*Records for the task*
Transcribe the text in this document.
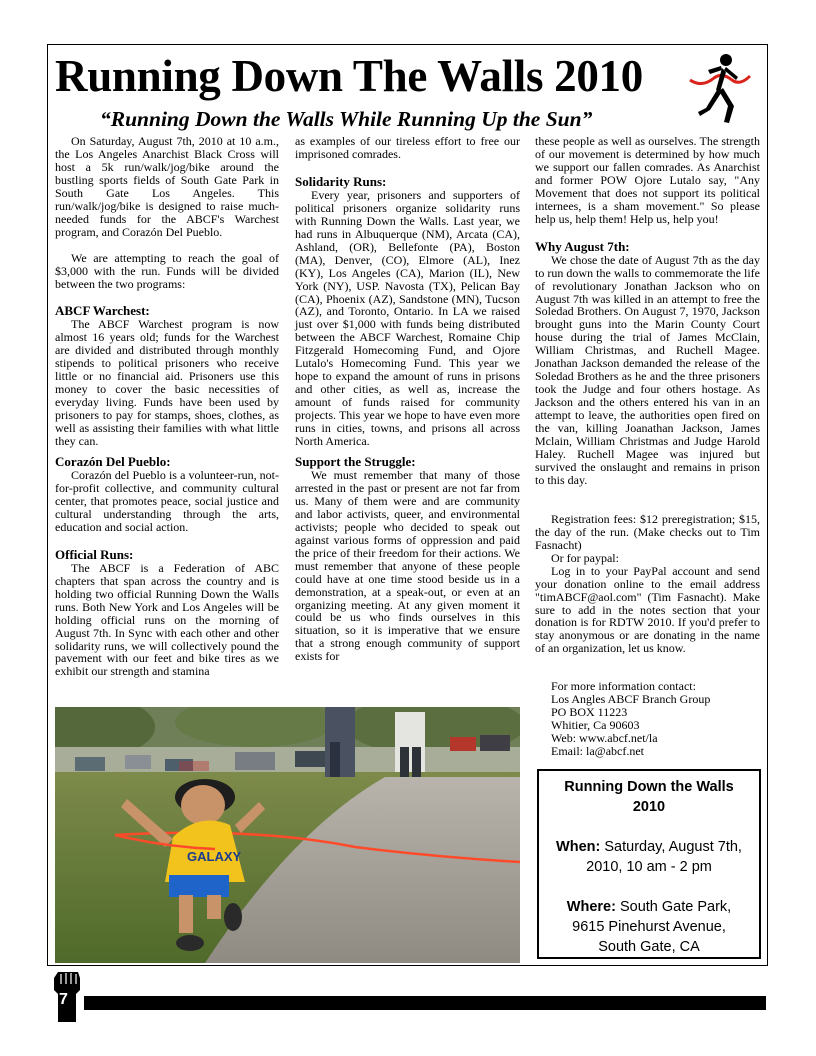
Running Down The Walls 2010
“Running Down the Walls While Running Up the Sun”

On Saturday, August 7th, 2010 at 10 a.m., the Los Angeles Anarchist Black Cross will host a 5k run/walk/jog/bike around the bustling sports fields of South Gate Park in South Gate Los Angeles. This run/walk/jog/bike is designed to raise much-needed funds for the ABCF's Warchest program, and Corazón Del Pueblo.

We are attempting to reach the goal of $3,000 with the run. Funds will be divided between the two programs:

ABCF Warchest:

The ABCF Warchest program is now almost 16 years old; funds for the Warchest are divided and distributed through monthly stipends to political prisoners who receive little or no financial aid. Prisoners use this money to cover the basic necessities of everyday living. Funds have been used by prisoners to pay for stamps, shoes, clothes, as well as assisting their families with what little they can.

Corazón Del Pueblo:

Corazón del Pueblo is a volunteer-run, not-for-profit collective, and community cultural center, that promotes peace, social justice and cultural understanding through the arts, education and social action.

Official Runs:

The ABCF is a Federation of ABC chapters that span across the country and is holding two official Running Down the Walls runs. Both New York and Los Angeles will be holding official runs on the morning of August 7th. In Sync with each other and other solidarity runs, we will collectively pound the pavement with our feet and bike tires as we exhibit our strength and stamina

as examples of our tireless effort to free our imprisoned comrades.

Solidarity Runs:

Every year, prisoners and supporters of political prisoners organize solidarity runs with Running Down the Walls. Last year, we had runs in Albuquerque (NM), Arcata (CA), Ashland, (OR), Bellefonte (PA), Boston (MA), Denver, (CO), Elmore (AL), Inez (KY), Los Angeles (CA), Marion (IL), New York (NY), USP. Navosta (TX), Pelican Bay (CA), Phoenix (AZ), Sandstone (MN), Tucson (AZ), and Toronto, Ontario. In LA we raised just over $1,000 with funds being distributed between the ABCF Warchest, Romaine Chip Fitzgerald Homecoming Fund, and Ojore Lutalo's Homecoming Fund. This year we hope to expand the amount of runs in prisons and other cities, as well as, increase the amount of funds raised for community projects. This year we hope to have even more runs in cities, towns, and prisons all across North America.

Support the Struggle:

We must remember that many of those arrested in the past or present are not far from us. Many of them were and are community and labor activists, queer, and environmental activists; people who decided to speak out against various forms of oppression and paid the price of their freedom for their actions. We must remember that anyone of these people could have at one time stood beside us in a demonstration, at a speak-out, or even at an organizing meeting. At any given moment it could be us who finds ourselves in this situation, so it is imperative that we ensure that a strong enough community of support exists for

these people as well as ourselves. The strength of our movement is determined by how much we support our fallen comrades. As Anarchist and former POW Ojore Lutalo say, "Any Movement that does not support its political internees, is a sham movement." So please help us, help them! Help us, help you!

Why August 7th:

We chose the date of August 7th as the day to run down the walls to commemorate the life of revolutionary Jonathan Jackson who on August 7th was killed in an attempt to free the Soledad Brothers. On August 7, 1970, Jackson brought guns into the Marin County Court house during the trial of James McClain, William Christmas, and Ruchell Magee. Jonathan Jackson demanded the release of the Soledad Brothers as he and the three prisoners took the Judge and four others hostage. As Jackson and the others entered his van in an attempt to leave, the authorities open fired on the van, killing Joanathan Jackson, James Mclain, William Christmas and Judge Harold Haley. Ruchell Magee was injured but survived the onslaught and remains in prison to this day.

Registration fees: $12 preregistration; $15, the day of the run. (Make checks out to Tim Fasnacht)

Or for paypal:

Log in to your PayPal account and send your donation online to the email address "timABCF@aol.com" (Tim Fasnacht). Make sure to add in the notes section that your donation is for RDTW 2010. If you'd prefer to stay anonymous or are donating in the name of an organization, let us know.

For more information contact:
Los Angles ABCF Branch Group
PO BOX 11223
Whitier, Ca 90603
Web: www.abcf.net/la
Email: la@abcf.net
GALAXY
Running Down the Walls
2010
When: Saturday, August 7th,
2010, 10 am - 2 pm
Where: South Gate Park,
9615 Pinehurst Avenue,
South Gate, CA
7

*Given exercise*
Identify each line in the records above that contains the word "South", and copy it out in full.

*Answer to this exercise*
On Saturday, August 7th, 2010 at 10 a.m., the Los Angeles Anarchist Black Cross will host a 5k run/walk/jog/bike around the bustling sports fields of South Gate Park in South Gate Los Angeles. This run/walk/jog/bike is designed to raise much-needed funds for the ABCF's Warchest program, and Corazón Del Pueblo.
Where: South Gate Park,
South Gate, CA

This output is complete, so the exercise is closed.